### Exercise instructions
Below are the records; collect from them each line containing the string "period".

[Stored items]
==============================

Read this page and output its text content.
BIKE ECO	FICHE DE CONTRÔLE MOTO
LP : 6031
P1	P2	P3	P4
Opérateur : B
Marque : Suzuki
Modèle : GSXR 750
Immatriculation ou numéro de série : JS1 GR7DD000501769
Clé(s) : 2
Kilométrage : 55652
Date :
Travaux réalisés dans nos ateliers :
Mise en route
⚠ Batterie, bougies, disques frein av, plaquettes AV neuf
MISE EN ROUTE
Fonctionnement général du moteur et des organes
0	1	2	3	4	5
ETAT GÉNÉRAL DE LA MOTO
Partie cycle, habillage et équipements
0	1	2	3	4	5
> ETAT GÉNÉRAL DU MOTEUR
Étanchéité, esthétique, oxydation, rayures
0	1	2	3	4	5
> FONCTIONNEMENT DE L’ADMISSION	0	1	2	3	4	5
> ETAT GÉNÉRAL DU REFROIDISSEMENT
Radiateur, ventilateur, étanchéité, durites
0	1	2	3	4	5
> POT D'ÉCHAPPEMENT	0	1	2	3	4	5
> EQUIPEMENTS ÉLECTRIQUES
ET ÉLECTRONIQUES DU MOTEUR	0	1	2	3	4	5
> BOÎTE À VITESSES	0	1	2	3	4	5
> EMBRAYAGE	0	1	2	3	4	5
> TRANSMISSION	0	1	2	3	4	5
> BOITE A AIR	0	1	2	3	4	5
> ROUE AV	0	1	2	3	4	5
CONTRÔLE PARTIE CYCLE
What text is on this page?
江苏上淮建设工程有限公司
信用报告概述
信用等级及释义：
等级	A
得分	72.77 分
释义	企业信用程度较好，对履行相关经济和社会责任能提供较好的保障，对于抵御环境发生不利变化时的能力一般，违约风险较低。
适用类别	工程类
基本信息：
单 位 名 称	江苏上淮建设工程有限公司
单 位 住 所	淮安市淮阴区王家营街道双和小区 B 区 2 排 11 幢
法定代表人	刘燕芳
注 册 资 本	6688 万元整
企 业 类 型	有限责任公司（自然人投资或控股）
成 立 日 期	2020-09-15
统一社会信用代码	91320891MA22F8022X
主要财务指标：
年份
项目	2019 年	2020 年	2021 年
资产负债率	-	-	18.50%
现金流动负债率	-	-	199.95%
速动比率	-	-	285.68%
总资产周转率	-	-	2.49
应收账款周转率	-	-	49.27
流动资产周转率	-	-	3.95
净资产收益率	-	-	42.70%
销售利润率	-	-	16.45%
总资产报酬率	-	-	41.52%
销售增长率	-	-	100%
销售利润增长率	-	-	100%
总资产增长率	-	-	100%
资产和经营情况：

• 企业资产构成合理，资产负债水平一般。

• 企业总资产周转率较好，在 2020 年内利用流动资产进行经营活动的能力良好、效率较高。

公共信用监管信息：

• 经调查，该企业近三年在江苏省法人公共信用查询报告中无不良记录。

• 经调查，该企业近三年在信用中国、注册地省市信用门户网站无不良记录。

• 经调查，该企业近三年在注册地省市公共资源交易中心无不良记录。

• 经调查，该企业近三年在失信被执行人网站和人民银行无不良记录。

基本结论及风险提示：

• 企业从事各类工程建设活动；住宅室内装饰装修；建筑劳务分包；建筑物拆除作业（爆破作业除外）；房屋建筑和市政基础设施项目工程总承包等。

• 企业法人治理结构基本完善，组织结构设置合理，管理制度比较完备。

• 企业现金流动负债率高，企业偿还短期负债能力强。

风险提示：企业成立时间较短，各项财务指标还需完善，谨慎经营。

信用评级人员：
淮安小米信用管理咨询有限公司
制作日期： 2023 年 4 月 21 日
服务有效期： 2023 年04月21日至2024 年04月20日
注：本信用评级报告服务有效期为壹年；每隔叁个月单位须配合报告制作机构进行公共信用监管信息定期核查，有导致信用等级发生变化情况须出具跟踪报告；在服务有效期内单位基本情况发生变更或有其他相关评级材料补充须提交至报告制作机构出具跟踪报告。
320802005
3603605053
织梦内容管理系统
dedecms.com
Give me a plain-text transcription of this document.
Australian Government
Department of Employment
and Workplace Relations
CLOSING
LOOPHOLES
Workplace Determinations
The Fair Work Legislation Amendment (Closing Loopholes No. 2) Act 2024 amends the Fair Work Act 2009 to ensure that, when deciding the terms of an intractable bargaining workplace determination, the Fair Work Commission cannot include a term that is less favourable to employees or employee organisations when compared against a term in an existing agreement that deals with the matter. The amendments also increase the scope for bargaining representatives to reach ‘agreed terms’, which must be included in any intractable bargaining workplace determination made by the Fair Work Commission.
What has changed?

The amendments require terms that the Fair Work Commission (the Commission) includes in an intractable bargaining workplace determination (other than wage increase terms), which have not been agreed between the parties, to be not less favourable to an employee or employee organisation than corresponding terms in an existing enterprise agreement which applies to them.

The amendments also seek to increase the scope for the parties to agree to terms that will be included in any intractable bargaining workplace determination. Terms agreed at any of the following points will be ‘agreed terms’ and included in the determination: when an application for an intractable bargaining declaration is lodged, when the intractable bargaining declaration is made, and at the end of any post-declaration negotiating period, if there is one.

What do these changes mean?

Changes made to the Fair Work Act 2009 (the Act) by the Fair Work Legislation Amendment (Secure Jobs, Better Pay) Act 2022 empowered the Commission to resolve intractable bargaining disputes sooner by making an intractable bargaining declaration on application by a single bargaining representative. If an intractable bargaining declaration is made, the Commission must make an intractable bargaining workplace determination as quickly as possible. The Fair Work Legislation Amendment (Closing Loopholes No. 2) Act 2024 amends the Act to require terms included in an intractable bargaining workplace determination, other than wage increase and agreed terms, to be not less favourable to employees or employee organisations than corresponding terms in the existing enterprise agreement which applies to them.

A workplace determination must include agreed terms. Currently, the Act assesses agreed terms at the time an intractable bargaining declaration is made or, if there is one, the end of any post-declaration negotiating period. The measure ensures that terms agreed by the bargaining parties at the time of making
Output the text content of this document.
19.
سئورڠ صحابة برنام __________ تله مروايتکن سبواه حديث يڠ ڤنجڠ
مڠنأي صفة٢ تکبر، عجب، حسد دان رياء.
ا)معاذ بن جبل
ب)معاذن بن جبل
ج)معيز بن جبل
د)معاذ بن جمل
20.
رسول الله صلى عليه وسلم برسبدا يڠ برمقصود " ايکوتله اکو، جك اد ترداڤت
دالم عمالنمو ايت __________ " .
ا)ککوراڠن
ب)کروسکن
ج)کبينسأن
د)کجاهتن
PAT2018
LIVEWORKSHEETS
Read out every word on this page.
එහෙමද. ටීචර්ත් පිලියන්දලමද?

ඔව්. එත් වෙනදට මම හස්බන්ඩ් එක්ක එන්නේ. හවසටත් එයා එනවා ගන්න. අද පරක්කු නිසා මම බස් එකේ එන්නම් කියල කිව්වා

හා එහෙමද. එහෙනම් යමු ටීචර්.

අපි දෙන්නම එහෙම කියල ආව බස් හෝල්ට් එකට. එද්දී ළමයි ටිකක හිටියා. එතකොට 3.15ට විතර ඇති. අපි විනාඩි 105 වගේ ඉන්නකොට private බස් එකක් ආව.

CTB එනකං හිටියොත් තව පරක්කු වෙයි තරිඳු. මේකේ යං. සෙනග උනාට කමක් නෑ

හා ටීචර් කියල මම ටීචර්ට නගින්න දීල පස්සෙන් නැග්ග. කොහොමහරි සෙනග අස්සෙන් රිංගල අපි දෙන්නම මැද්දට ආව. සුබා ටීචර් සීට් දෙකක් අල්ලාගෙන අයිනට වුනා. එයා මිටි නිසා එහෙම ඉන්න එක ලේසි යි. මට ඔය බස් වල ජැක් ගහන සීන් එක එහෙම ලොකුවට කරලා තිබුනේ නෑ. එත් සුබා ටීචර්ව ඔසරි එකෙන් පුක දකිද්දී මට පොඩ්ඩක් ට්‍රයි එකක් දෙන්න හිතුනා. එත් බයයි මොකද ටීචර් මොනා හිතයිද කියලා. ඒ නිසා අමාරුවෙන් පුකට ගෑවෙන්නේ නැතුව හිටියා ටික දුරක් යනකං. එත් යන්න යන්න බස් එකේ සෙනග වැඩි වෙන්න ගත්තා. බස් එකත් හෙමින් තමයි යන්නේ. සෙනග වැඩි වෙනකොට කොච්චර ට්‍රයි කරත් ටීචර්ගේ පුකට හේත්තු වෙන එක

==============================

### Exercise result
The amendments also seek to increase the scope for the parties to agree to terms that will be included in any intractable bargaining workplace determination. Terms agreed at any of the following points will be ‘agreed terms’ and included in the determination: when an application for an intractable bargaining declaration is lodged, when the intractable bargaining declaration is made, and at the end of any post-declaration negotiating period, if there is one.
A workplace determination must include agreed terms. Currently, the Act assesses agreed terms at the time an intractable bargaining declaration is made or, if there is one, the end of any post-declaration negotiating period. The measure ensures that terms agreed by the bargaining parties at the time of making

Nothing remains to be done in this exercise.